§ Task instructions:
Images do not belong in the copy. Retype all the entries below exactly.

§ Data shown:
· · · · · · ·

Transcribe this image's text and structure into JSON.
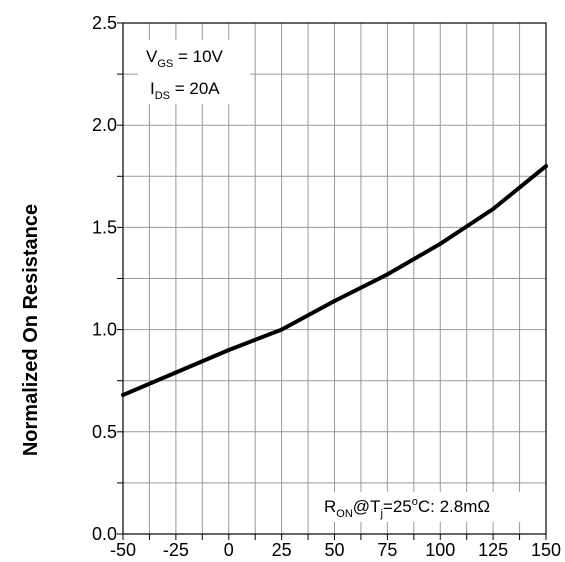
{
  "chart_data": {
    "type": "line",
    "title": "",
    "xlabel": "",
    "ylabel": "Normalized On Resistance",
    "xlim": [
      -50,
      150
    ],
    "ylim": [
      0.0,
      2.5
    ],
    "x_ticks": [
      "-50",
      "-25",
      "0",
      "25",
      "50",
      "75",
      "100",
      "125",
      "150"
    ],
    "y_ticks": [
      "0.0",
      "0.5",
      "1.0",
      "1.5",
      "2.0",
      "2.5"
    ],
    "grid": true,
    "series": [
      {
        "x": [
          -50,
          -25,
          0,
          25,
          50,
          75,
          100,
          125,
          150
        ],
        "y": [
          0.68,
          0.79,
          0.9,
          1.0,
          1.14,
          1.27,
          1.42,
          1.59,
          1.8
        ]
      }
    ],
    "line_color": "#000000",
    "grid_color": "#999999",
    "annotations": {
      "vgs": {
        "main": "V",
        "sub": "GS",
        "rest": " = 10V"
      },
      "ids": {
        "main": "I",
        "sub": "DS",
        "rest": " = 20A"
      },
      "ron": {
        "r": "R",
        "r_sub": "ON",
        "at_t": "@T",
        "t_sub": "j",
        "eq": "=25",
        "deg": "o",
        "tail": "C: 2.8mΩ"
      }
    }
  }
}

· · · · · · ·

§ The answer:
Transcribe this image's text and structure into JSON.
{
  "chart_data": {
    "type": "line",
    "title": "",
    "xlabel": "",
    "ylabel": "Normalized On Resistance",
    "xlim": [
      -50,
      150
    ],
    "ylim": [
      0.0,
      2.5
    ],
    "x_ticks": [
      "-50",
      "-25",
      "0",
      "25",
      "50",
      "75",
      "100",
      "125",
      "150"
    ],
    "y_ticks": [
      "0.0",
      "0.5",
      "1.0",
      "1.5",
      "2.0",
      "2.5"
    ],
    "grid": true,
    "series": [
      {
        "x": [
          -50,
          -25,
          0,
          25,
          50,
          75,
          100,
          125,
          150
        ],
        "y": [
          0.68,
          0.79,
          0.9,
          1.0,
          1.14,
          1.27,
          1.42,
          1.59,
          1.8
        ]
      }
    ],
    "line_color": "#000000",
    "grid_color": "#999999",
    "annotations": {
      "vgs": {
        "main": "V",
        "sub": "GS",
        "rest": " = 10V"
      },
      "ids": {
        "main": "I",
        "sub": "DS",
        "rest": " = 20A"
      },
      "ron": {
        "r": "R",
        "r_sub": "ON",
        "at_t": "@T",
        "t_sub": "j",
        "eq": "=25",
        "deg": "o",
        "tail": "C: 2.8mΩ"
      }
    }
  }
}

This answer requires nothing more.